◆ Exercise task ◆
All lines featuring the string "modelli" are to be listed.

◆ Provided records ◆
******************************

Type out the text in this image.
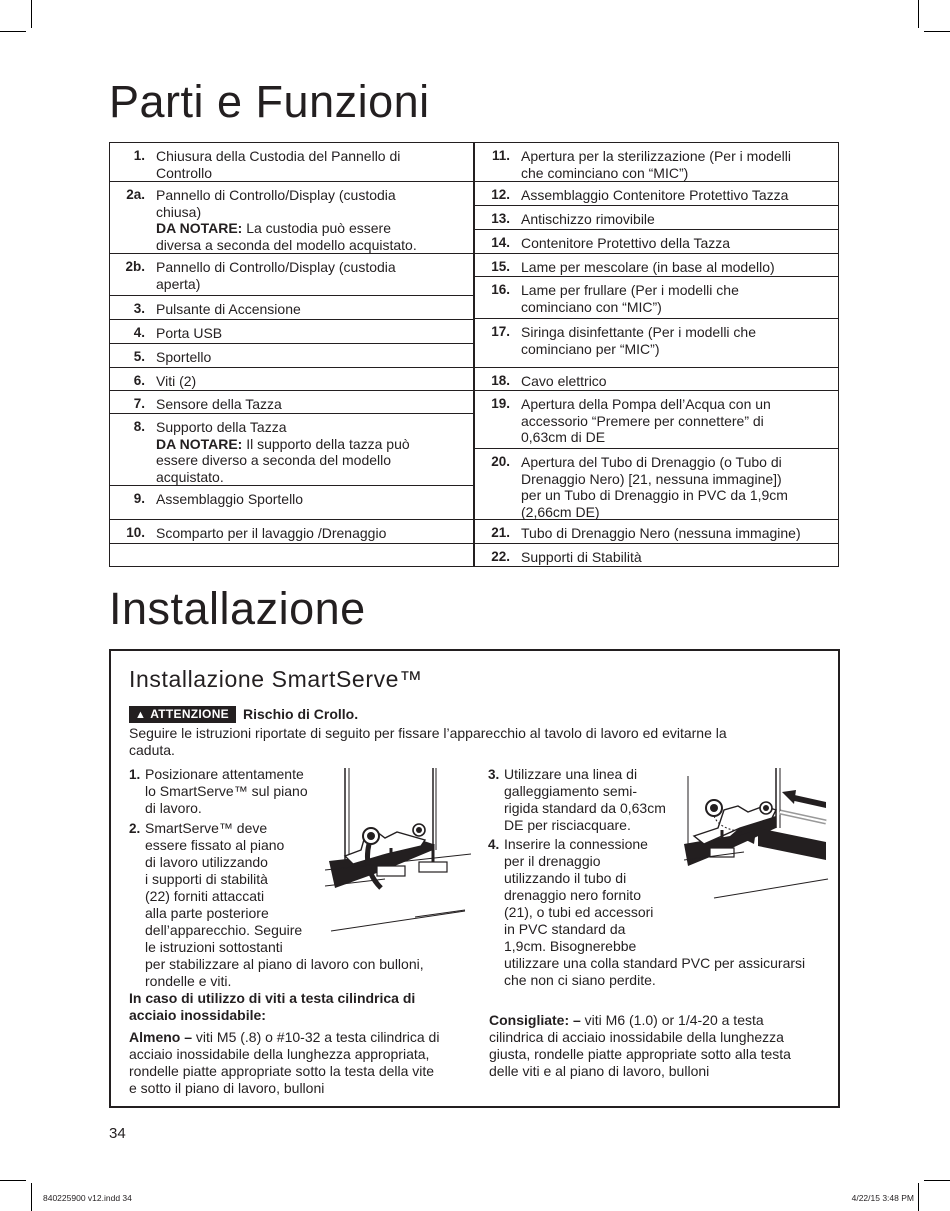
Parti e Funzioni
1. Chiusura della Custodia del Pannello di
Controllo
2a. Pannello di Controllo/Display (custodia
chiusa)
DA NOTARE: La custodia può essere
diversa a seconda del modello acquistato.
2b. Pannello di Controllo/Display (custodia
aperta)
3. Pulsante di Accensione
4. Porta USB
5. Sportello
6. Viti (2)
7. Sensore della Tazza
8. Supporto della Tazza
DA NOTARE: Il supporto della tazza può
essere diverso a seconda del modello
acquistato.
9. Assemblaggio Sportello
10. Scomparto per il lavaggio /Drenaggio
11. Apertura per la sterilizzazione (Per i modelli
che cominciano con “MIC”)
12. Assemblaggio Contenitore Protettivo Tazza
13. Antischizzo rimovibile
14. Contenitore Protettivo della Tazza
15. Lame per mescolare (in base al modello)
16. Lame per frullare (Per i modelli che
cominciano con “MIC”)
17. Siringa disinfettante (Per i modelli che
cominciano per “MIC”)
18. Cavo elettrico
19. Apertura della Pompa dell’Acqua con un
accessorio “Premere per connettere” di
0,63cm di DE
20. Apertura del Tubo di Drenaggio (o Tubo di
Drenaggio Nero) [21, nessuna immagine])
per un Tubo di Drenaggio in PVC da 1,9cm
(2,66cm DE)
21. Tubo di Drenaggio Nero (nessuna immagine)
22. Supporti di Stabilità
Installazione
Installazione SmartServe™
▲ ATTENZIONE	Rischio di Crollo.
Seguire le istruzioni riportate di seguito per fissare l’apparecchio al tavolo di lavoro ed evitarne la
caduta.
1. Posizionare attentamente
lo SmartServe™ sul piano
di lavoro.
2. SmartServe™ deve
essere fissato al piano
di lavoro utilizzando
i supporti di stabilità
(22) forniti attaccati
alla parte posteriore
dell’apparecchio. Seguire
le istruzioni sottostanti
per stabilizzare al piano di lavoro con bulloni,
rondelle e viti.
In caso di utilizzo di viti a testa cilindrica di
acciaio inossidabile:
Almeno – viti M5 (.8) o #10-32 a testa cilindrica di
acciaio inossidabile della lunghezza appropriata,
rondelle piatte appropriate sotto la testa della vite
e sotto il piano di lavoro, bulloni
3. Utilizzare una linea di
galleggiamento semi-
rigida standard da 0,63cm
DE per risciacquare.
4. Inserire la connessione
per il drenaggio
utilizzando il tubo di
drenaggio nero fornito
(21), o tubi ed accessori
in PVC standard da
1,9cm. Bisognerebbe
utilizzare una colla standard PVC per assicurarsi
che non ci siano perdite.
Consigliate: – viti M6 (1.0) or 1/4-20 a testa
cilindrica di acciaio inossidabile della lunghezza
giusta, rondelle piatte appropriate sotto alla testa
delle viti e al piano di lavoro, bulloni
34
840225900 v12.indd 34	4/22/15 3:48 PM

******************************

◆ Response to this task ◆
11. Apertura per la sterilizzazione (Per i modelli
16. Lame per frullare (Per i modelli che
17. Siringa disinfettante (Per i modelli che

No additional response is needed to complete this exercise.